_SET PROBLEM_
Every line of the material is to be repeated exactly as it stands.

_SUPPLIED MATERIAL_
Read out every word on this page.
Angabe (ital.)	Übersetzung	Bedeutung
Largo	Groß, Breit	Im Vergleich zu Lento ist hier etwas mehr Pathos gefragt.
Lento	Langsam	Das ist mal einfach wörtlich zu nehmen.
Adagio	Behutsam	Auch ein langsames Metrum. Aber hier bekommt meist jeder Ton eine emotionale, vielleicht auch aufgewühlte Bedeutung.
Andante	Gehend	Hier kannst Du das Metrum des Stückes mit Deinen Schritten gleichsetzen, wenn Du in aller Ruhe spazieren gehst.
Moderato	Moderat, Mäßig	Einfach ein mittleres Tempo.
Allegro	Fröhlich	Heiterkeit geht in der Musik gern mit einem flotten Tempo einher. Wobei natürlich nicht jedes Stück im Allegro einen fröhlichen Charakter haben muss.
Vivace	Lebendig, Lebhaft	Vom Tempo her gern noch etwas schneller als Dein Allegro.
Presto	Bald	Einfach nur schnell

_TASK ANSWER_
Read out every word on this page.
Angabe (ital.)	Übersetzung	Bedeutung
Largo	Groß, Breit	Im Vergleich zu Lento ist hier etwas mehr Pathos gefragt.
Lento	Langsam	Das ist mal einfach wörtlich zu nehmen.
Adagio	Behutsam	Auch ein langsames Metrum. Aber hier bekommt meist jeder Ton eine emotionale, vielleicht auch aufgewühlte Bedeutung.
Andante	Gehend	Hier kannst Du das Metrum des Stückes mit Deinen Schritten gleichsetzen, wenn Du in aller Ruhe spazieren gehst.
Moderato	Moderat, Mäßig	Einfach ein mittleres Tempo.
Allegro	Fröhlich	Heiterkeit geht in der Musik gern mit einem flotten Tempo einher. Wobei natürlich nicht jedes Stück im Allegro einen fröhlichen Charakter haben muss.
Vivace	Lebendig, Lebhaft	Vom Tempo her gern noch etwas schneller als Dein Allegro.
Presto	Bald	Einfach nur schnell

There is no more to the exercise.